- _EXERCISE INPUTS_
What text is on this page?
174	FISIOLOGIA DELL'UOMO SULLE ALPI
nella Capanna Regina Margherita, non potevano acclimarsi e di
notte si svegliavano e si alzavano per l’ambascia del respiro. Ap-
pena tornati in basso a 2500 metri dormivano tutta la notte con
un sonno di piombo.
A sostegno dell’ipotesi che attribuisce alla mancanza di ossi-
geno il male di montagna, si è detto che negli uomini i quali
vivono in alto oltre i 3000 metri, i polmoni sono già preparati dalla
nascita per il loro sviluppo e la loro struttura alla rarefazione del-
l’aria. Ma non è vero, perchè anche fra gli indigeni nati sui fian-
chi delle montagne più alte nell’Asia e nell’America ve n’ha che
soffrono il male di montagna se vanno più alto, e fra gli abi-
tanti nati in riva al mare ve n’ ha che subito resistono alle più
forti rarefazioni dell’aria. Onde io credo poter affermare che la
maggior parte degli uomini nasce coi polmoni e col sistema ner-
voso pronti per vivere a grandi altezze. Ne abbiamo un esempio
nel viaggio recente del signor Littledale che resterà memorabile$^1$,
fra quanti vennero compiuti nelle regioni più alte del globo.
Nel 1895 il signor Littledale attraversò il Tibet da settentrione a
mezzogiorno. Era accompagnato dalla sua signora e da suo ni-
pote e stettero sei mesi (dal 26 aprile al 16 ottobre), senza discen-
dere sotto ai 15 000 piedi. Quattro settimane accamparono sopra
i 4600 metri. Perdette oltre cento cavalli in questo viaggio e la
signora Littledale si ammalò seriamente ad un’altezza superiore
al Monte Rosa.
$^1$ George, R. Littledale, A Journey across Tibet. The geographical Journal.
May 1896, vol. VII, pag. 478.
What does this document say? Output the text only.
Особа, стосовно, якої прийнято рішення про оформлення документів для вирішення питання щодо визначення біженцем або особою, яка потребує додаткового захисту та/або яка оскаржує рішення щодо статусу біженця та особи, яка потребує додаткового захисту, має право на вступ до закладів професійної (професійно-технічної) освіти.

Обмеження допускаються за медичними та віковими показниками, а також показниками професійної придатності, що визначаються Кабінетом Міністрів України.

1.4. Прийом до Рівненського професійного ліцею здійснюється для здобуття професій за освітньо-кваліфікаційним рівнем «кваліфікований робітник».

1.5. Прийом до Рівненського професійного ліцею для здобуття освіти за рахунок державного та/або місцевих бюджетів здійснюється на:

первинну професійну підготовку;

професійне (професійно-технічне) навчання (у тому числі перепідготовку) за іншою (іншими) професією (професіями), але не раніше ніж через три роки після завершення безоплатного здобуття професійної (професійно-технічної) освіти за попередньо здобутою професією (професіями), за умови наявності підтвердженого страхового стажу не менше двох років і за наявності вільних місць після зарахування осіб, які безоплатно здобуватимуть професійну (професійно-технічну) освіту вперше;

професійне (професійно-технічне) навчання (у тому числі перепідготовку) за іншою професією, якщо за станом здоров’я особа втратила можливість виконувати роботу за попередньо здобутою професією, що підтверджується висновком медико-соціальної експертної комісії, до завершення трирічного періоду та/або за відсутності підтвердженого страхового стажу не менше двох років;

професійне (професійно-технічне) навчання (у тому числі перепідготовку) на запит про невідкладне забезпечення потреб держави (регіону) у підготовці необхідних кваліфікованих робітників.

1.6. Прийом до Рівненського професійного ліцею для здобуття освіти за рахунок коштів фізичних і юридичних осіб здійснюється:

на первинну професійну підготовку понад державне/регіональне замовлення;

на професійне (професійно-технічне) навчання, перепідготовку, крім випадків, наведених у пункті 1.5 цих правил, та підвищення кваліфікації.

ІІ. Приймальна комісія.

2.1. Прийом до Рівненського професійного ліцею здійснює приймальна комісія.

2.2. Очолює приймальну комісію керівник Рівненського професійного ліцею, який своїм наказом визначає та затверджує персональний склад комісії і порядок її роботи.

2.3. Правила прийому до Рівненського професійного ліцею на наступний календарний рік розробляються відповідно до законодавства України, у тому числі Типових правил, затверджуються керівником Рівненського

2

- _TASK DESCRIPTION_
Above are the records; retype them all without a single difference.

- _COMPLETE OUTPUT_
What text is on this page?
174	FISIOLOGIA DELL'UOMO SULLE ALPI
nella Capanna Regina Margherita, non potevano acclimarsi e di
notte si svegliavano e si alzavano per l’ambascia del respiro. Ap-
pena tornati in basso a 2500 metri dormivano tutta la notte con
un sonno di piombo.
A sostegno dell’ipotesi che attribuisce alla mancanza di ossi-
geno il male di montagna, si è detto che negli uomini i quali
vivono in alto oltre i 3000 metri, i polmoni sono già preparati dalla
nascita per il loro sviluppo e la loro struttura alla rarefazione del-
l’aria. Ma non è vero, perchè anche fra gli indigeni nati sui fian-
chi delle montagne più alte nell’Asia e nell’America ve n’ha che
soffrono il male di montagna se vanno più alto, e fra gli abi-
tanti nati in riva al mare ve n’ ha che subito resistono alle più
forti rarefazioni dell’aria. Onde io credo poter affermare che la
maggior parte degli uomini nasce coi polmoni e col sistema ner-
voso pronti per vivere a grandi altezze. Ne abbiamo un esempio
nel viaggio recente del signor Littledale che resterà memorabile$^1$,
fra quanti vennero compiuti nelle regioni più alte del globo.
Nel 1895 il signor Littledale attraversò il Tibet da settentrione a
mezzogiorno. Era accompagnato dalla sua signora e da suo ni-
pote e stettero sei mesi (dal 26 aprile al 16 ottobre), senza discen-
dere sotto ai 15 000 piedi. Quattro settimane accamparono sopra
i 4600 metri. Perdette oltre cento cavalli in questo viaggio e la
signora Littledale si ammalò seriamente ad un’altezza superiore
al Monte Rosa.
$^1$ George, R. Littledale, A Journey across Tibet. The geographical Journal.
May 1896, vol. VII, pag. 478.
What does this document say? Output the text only.
Особа, стосовно, якої прийнято рішення про оформлення документів для вирішення питання щодо визначення біженцем або особою, яка потребує додаткового захисту та/або яка оскаржує рішення щодо статусу біженця та особи, яка потребує додаткового захисту, має право на вступ до закладів професійної (професійно-технічної) освіти.

Обмеження допускаються за медичними та віковими показниками, а також показниками професійної придатності, що визначаються Кабінетом Міністрів України.

1.4. Прийом до Рівненського професійного ліцею здійснюється для здобуття професій за освітньо-кваліфікаційним рівнем «кваліфікований робітник».

1.5. Прийом до Рівненського професійного ліцею для здобуття освіти за рахунок державного та/або місцевих бюджетів здійснюється на:

первинну професійну підготовку;

професійне (професійно-технічне) навчання (у тому числі перепідготовку) за іншою (іншими) професією (професіями), але не раніше ніж через три роки після завершення безоплатного здобуття професійної (професійно-технічної) освіти за попередньо здобутою професією (професіями), за умови наявності підтвердженого страхового стажу не менше двох років і за наявності вільних місць після зарахування осіб, які безоплатно здобуватимуть професійну (професійно-технічну) освіту вперше;

професійне (професійно-технічне) навчання (у тому числі перепідготовку) за іншою професією, якщо за станом здоров’я особа втратила можливість виконувати роботу за попередньо здобутою професією, що підтверджується висновком медико-соціальної експертної комісії, до завершення трирічного періоду та/або за відсутності підтвердженого страхового стажу не менше двох років;

професійне (професійно-технічне) навчання (у тому числі перепідготовку) на запит про невідкладне забезпечення потреб держави (регіону) у підготовці необхідних кваліфікованих робітників.

1.6. Прийом до Рівненського професійного ліцею для здобуття освіти за рахунок коштів фізичних і юридичних осіб здійснюється:

на первинну професійну підготовку понад державне/регіональне замовлення;

на професійне (професійно-технічне) навчання, перепідготовку, крім випадків, наведених у пункті 1.5 цих правил, та підвищення кваліфікації.

ІІ. Приймальна комісія.

2.1. Прийом до Рівненського професійного ліцею здійснює приймальна комісія.

2.2. Очолює приймальну комісію керівник Рівненського професійного ліцею, який своїм наказом визначає та затверджує персональний склад комісії і порядок її роботи.

2.3. Правила прийому до Рівненського професійного ліцею на наступний календарний рік розробляються відповідно до законодавства України, у тому числі Типових правил, затверджуються керівником Рівненського

2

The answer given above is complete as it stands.